* [Tâches à faire]:
1. Dans le texte sur la location de best-sellers en bibliothèque, à partir de combien de réservations d'un titre la bibliothèque achète-t-elle un exemplaire de plus ?
2. Recopiez sans rien changer le passage du texte sur la location de best-sellers en bibliothèque qui commence aux mots « La location des » et s'arrête après « Pas mal, non ! ».
----- Source
Deuxième objection : on crée une bibliothèque à deux vitesses
Deux vitesses ? On voit tout de suite l’interrogation : certains pourront, moyennant finances, obtenir rapidement un titre qu’autrement ils auraient attendu plusieurs mois. Ce serait de l’inéquité ! L’objection a déjà été lancée à Victoriaville au Québec (ici), mais la réponse en commentaire du directeur des services culturels de Victoriaville mérite d’être citée :
« La collection documentaire d’une bibliothèque vise à répondre à la majorité des besoins de lecture d’une population. Les acquisitions sont équilibrées, tout en tenant compte de la popularité d’un titre, qui sera acquis à un plus grand nombre d’exemplaires, afin de répondre à la demande. D’ailleurs, le nombre de personnes qui réservent un titre est l’indicateur le plus fiable. La bibliothèque achète un exemplaire supplémentaire dès que le nombre de réservations du titre atteint dix. Il y a donc un plus grand nombre d’exemplaires sur les rayons pour l’emprunt régulier de livres.
La location des «titres à succès ou best sellers» est une formule qui vise à permettre à un plus grand nombre de personnes d’accéder simultanément à la lecture du roman de l’heure. Pour une somme minime, 3 $ en passant, le lecteur peut obtenir le roman plus rapidement. Retenons que le titre populaire a une durée de vie assez courte. En effet, plusieurs veulent le lire dès sa sortie et après quelques mois, la demande pour le titre baisse significativement, étant déjà remplacée par un autre titre qui vient de sortir. C’est ainsi, que plus de personnes, vraiment plus de personnes, peuvent lire le roman fraîchement publié, pratiquement dès sa sortie. Pas mal, non !
De plus, cette formule est répandue dans les bibliothèques publiques du Québec.
----------
----- Lignes répertoriées
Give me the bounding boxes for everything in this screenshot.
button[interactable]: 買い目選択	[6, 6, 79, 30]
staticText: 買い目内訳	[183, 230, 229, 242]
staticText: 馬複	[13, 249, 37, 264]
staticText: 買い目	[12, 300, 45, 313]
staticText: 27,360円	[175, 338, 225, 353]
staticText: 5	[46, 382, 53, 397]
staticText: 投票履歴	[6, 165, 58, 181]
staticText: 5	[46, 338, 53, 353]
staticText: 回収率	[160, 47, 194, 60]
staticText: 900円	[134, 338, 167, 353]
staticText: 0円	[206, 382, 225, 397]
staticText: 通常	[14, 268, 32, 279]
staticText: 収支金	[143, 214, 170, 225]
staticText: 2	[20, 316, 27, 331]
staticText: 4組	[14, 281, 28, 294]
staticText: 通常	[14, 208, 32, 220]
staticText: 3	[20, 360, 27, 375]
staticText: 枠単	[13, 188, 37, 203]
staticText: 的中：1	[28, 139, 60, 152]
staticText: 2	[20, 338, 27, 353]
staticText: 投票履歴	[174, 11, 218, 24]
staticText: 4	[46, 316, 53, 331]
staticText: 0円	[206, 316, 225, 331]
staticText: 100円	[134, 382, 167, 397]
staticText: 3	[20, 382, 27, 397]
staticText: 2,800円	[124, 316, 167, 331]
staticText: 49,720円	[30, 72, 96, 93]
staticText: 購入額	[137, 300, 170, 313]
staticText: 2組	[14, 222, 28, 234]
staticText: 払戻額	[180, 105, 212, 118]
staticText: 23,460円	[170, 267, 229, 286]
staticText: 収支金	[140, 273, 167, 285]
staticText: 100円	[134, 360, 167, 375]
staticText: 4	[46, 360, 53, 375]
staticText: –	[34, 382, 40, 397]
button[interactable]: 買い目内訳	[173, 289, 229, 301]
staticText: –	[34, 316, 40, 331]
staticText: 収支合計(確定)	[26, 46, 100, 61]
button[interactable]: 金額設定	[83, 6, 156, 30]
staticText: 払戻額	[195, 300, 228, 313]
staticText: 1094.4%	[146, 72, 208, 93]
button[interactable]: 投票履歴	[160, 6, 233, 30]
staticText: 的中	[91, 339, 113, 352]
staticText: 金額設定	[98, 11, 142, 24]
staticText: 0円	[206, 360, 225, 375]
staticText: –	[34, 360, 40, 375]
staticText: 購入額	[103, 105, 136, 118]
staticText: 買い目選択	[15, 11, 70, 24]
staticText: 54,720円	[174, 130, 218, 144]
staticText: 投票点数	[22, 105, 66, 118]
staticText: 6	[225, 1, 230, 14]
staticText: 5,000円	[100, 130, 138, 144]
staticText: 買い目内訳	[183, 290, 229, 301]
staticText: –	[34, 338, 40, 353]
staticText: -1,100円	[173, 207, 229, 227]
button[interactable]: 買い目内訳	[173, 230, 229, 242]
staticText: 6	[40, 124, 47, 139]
----------
* [Résultats]:
1. Dès que le nombre de réservations du titre atteint dix.

2.
La location des «titres à succès ou best sellers» est une formule qui vise à permettre à un plus grand nombre de personnes d’accéder simultanément à la lecture du roman de l’heure. Pour une somme minime, 3 $ en passant, le lecteur peut obtenir le roman plus rapidement. Retenons que le titre populaire a une durée de vie assez courte. En effet, plusieurs veulent le lire dès sa sortie et après quelques mois, la demande pour le titre baisse significativement, étant déjà remplacée par un autre titre qui vient de sortir. C’est ainsi, que plus de personnes, vraiment plus de personnes, peuvent lire le roman fraîchement publié, pratiquement dès sa sortie. Pas mal, non !